# Excerpted text
────
Sustainability Challenges: When Good Intentions Backfire
Sometimes
business goals and community ideals just don’t fit. How far should
you go to be sustainable and meet your company‘s corporate social
responsibilities?
Gold
mining, with harsh chemicals, copious waste and a history of
destroying ecosystems, is arguably one of the world’s dirtiest
industries. But the Barrick Gold Corporation - launched in 1983 as a
socially-aware alternative to the apartheid-backed South Africa gold
miners - sought to prove there were better ways to mine the precious
metal.
With
the publicly stated aim to “become the world’s best gold mining
company” by operating in a “safe, profitable and responsible
manner”, company founder and chairman, the charismatic Peter
Munk believed Barrick’s success would rely on it getting a social
license to operate.
It
was a precept which helped build the Canadian miner into the world’s
biggest gold producer, but ultimately forced the shut-down of its
most ambitious project yet – the $8.5 billion Pascua Lama
development.
Challenging
environments
During
its early expansion Barrack Gold operated in some arduous
environments where corruption, violence and poverty were endemic.
But the Pascua Lama project posed unprecedented challenges.
Situated
5000m above sea level on the towering Andes mountain range straddling
the Chile-Argentine border, the company faced problems with altitude
sickness and determined opposition: from local stakeholders worried
about the depletion and contamination of their water supply, and
international environmentalists concerned by the potential damage to
ancient glaciers.
Despite
their initial welcome by the Chilean and Argentine governments and $5
billion spent on the project’s construction and programmes to
address environmental concerns and community demands, strong and
organised opposition to the project snowballed. On top of this
the development was plagued by permitting issues and cost over-runs.
When the price of gold plummeted in 2012, bringing the project’s
feasibility into question, Munk, found himself at the centre of “a
perfect storm”.
────
# Data extract
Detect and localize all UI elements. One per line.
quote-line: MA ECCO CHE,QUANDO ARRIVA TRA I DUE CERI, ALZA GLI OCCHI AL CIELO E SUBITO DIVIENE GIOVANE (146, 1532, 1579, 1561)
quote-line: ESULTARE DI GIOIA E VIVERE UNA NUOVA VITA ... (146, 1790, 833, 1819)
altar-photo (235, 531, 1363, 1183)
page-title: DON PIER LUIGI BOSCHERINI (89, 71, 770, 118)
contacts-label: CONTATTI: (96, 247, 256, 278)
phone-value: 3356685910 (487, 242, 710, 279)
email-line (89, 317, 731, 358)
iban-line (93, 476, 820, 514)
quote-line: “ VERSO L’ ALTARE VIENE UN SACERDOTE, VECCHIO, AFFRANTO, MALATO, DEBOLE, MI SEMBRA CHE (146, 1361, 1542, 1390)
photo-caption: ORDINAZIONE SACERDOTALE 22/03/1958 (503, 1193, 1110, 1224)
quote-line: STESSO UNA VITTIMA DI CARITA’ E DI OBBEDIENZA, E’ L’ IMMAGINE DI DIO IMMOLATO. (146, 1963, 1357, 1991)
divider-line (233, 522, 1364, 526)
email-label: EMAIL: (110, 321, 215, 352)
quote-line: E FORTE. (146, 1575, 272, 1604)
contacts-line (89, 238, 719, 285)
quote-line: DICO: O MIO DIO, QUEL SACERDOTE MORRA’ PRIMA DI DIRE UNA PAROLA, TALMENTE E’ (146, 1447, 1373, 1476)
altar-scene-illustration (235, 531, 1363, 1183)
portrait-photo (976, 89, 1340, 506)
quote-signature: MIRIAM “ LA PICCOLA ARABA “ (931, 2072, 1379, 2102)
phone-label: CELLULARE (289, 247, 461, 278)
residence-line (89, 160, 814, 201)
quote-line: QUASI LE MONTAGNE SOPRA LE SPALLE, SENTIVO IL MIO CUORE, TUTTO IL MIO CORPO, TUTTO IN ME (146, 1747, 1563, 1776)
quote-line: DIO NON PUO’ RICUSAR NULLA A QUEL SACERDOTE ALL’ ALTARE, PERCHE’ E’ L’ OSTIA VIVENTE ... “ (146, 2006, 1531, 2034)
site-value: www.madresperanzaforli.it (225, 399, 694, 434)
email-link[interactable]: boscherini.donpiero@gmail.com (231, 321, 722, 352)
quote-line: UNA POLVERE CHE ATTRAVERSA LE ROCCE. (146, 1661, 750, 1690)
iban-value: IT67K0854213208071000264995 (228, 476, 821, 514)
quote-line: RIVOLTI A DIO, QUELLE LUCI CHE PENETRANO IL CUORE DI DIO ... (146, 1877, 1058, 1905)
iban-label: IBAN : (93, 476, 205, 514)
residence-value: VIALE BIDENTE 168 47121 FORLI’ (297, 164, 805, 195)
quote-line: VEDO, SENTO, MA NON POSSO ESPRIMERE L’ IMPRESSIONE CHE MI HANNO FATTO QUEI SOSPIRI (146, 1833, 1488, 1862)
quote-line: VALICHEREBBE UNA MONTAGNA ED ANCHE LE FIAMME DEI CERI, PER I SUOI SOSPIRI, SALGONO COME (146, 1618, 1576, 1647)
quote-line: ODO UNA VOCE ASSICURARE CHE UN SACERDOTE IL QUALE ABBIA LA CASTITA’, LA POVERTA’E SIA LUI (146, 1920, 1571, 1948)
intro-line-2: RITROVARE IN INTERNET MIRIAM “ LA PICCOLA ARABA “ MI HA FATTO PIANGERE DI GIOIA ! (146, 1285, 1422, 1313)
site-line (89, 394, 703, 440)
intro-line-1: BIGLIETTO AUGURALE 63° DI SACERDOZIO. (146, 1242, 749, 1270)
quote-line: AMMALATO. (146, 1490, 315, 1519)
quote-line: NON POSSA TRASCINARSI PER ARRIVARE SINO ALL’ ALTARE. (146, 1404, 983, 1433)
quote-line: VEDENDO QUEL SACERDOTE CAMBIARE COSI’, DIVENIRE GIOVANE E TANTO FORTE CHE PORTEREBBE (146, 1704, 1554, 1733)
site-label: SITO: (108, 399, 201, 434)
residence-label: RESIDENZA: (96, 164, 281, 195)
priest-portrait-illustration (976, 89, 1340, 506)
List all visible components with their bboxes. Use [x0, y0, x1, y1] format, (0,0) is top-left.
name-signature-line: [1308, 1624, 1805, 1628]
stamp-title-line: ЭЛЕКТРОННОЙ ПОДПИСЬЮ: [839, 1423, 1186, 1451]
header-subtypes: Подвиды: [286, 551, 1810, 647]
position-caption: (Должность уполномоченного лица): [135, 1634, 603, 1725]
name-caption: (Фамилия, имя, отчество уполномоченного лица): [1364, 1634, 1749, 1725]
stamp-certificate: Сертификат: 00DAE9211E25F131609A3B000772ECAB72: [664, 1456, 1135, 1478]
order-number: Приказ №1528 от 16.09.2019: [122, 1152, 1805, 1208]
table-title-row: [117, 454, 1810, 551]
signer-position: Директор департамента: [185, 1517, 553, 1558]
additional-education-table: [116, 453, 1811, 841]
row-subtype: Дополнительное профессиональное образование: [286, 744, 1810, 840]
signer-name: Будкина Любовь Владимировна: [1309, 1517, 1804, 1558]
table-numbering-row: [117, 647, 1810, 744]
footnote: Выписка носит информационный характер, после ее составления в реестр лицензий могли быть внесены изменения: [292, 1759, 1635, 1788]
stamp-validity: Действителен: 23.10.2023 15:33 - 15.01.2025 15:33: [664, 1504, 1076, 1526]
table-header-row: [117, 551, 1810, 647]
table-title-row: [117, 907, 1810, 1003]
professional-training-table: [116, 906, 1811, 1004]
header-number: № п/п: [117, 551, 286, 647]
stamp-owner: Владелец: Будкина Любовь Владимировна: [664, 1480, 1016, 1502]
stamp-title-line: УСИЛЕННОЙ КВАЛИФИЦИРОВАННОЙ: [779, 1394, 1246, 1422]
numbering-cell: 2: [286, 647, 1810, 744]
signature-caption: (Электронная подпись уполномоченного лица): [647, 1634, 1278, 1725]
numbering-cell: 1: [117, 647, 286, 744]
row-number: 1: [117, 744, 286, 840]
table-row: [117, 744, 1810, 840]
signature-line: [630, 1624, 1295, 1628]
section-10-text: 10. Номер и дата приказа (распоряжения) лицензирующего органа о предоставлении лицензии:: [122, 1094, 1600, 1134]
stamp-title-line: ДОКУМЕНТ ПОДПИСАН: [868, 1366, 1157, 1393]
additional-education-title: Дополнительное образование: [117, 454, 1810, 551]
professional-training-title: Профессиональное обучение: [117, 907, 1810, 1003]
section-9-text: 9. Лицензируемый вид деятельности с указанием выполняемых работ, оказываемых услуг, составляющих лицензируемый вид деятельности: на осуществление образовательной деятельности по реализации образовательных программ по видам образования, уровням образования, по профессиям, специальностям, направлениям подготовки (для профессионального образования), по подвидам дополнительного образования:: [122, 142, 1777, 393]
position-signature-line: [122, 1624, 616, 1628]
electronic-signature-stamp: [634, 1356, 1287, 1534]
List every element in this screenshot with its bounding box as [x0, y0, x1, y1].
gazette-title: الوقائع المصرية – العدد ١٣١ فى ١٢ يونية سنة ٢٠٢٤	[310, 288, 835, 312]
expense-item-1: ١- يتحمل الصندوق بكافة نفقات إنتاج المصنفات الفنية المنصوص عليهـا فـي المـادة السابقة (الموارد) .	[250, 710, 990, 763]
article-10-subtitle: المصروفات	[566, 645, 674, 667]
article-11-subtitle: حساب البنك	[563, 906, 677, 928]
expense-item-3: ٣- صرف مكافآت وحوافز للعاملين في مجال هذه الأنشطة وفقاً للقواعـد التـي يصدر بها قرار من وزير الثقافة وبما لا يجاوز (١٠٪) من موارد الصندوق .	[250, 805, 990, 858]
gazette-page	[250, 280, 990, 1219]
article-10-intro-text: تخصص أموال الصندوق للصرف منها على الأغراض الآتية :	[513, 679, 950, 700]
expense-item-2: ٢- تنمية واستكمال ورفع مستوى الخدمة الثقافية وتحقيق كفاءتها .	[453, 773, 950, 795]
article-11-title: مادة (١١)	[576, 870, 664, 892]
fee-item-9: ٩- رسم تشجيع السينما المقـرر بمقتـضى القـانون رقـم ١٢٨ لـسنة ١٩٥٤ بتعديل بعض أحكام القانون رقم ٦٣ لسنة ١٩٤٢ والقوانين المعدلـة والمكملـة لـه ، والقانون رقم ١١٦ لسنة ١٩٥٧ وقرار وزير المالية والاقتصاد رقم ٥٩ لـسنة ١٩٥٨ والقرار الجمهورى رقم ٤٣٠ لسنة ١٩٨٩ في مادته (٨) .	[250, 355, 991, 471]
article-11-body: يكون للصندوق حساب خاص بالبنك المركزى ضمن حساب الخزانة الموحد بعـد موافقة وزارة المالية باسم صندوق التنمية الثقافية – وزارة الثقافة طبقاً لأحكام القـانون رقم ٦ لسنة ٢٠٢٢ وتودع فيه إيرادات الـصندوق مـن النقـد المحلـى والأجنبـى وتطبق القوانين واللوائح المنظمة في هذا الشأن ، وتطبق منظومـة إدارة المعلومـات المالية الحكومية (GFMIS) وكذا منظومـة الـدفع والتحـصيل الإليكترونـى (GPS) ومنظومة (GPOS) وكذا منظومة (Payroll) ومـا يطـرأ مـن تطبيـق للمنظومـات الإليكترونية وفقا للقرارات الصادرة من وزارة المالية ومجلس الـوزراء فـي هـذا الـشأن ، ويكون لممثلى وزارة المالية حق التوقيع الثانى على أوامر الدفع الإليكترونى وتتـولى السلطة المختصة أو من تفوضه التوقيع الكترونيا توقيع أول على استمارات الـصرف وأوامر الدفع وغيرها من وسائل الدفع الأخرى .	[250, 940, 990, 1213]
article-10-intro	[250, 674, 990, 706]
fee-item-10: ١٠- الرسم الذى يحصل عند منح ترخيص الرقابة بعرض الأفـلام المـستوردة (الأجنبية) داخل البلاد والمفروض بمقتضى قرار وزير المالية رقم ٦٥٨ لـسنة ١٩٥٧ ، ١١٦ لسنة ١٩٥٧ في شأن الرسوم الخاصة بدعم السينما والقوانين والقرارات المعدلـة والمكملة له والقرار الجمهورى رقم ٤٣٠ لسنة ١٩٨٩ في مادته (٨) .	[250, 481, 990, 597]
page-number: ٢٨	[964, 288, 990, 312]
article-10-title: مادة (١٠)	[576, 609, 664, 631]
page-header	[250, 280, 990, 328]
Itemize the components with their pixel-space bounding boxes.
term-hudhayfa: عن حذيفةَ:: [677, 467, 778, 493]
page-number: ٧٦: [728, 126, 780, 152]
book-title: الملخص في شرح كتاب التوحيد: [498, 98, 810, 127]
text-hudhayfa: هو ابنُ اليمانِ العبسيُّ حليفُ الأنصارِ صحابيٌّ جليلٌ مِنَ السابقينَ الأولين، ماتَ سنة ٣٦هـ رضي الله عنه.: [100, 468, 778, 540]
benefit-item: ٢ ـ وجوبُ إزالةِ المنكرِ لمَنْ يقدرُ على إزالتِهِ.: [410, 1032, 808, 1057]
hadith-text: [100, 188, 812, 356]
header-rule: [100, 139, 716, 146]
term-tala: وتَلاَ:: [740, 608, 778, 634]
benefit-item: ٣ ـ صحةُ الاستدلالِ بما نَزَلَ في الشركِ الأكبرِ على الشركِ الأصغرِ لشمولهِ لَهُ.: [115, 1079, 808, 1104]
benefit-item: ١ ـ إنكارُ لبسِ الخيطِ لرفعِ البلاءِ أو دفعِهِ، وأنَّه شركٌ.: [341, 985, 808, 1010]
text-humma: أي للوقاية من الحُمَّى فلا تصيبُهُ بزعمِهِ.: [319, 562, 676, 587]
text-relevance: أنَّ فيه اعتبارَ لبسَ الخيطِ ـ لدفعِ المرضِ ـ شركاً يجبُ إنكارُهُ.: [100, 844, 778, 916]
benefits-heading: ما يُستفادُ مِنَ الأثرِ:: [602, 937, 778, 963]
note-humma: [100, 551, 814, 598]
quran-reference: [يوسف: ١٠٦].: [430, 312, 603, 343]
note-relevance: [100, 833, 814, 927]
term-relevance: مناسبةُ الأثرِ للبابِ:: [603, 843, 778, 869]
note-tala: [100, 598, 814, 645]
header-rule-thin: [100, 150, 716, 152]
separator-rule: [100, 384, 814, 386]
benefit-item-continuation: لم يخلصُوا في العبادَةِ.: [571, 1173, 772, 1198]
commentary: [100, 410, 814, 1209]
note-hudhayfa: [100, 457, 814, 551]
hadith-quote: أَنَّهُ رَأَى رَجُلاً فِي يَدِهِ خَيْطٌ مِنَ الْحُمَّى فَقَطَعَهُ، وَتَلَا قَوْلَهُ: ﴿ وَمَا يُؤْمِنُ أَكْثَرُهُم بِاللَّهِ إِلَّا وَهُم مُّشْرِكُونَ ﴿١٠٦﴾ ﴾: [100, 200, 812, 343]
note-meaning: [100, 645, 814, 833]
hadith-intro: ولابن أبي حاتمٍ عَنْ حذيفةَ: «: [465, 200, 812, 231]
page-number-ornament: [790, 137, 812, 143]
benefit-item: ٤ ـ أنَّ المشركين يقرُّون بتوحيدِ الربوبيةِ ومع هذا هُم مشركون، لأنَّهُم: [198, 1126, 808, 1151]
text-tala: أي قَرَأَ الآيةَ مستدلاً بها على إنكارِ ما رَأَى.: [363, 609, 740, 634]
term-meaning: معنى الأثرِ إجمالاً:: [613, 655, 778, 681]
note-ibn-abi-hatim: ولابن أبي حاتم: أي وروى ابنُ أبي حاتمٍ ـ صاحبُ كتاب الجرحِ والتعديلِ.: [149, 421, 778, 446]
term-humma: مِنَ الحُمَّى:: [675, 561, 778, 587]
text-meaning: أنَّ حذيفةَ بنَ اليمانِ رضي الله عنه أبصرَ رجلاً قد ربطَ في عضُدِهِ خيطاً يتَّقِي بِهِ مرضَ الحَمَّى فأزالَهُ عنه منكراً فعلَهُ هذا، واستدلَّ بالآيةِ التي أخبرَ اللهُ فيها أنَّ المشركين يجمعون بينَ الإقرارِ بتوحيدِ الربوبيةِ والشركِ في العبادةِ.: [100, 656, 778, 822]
────
# Problems to solve
1. Write out the part of the Barrick Gold article that begins at the words "Challenging" and stops after "posed unprecedented challenges.".
2. Sum up the Barrick Gold article in two sentences.

# List of solutions
1.
Challenging
environments
During
its early expansion Barrack Gold operated in some arduous
environments where corruption, violence and poverty were endemic.
But the Pascua Lama project posed unprecedented challenges.

2. Barrick Gold Corporation was launched in 1983 as a socially aware alternative to the apartheid-backed South African gold miners, and it aimed to show that gold could be mined responsibly, which helped it become the world's biggest gold producer. Its $8.5 billion Pascua Lama project, 5000m high in the Andes on the Chile-Argentine border, faced growing opposition over water supplies and glaciers, along with permitting issues and cost over-runs, and when gold prices fell in 2012 the project was ultimately shut down.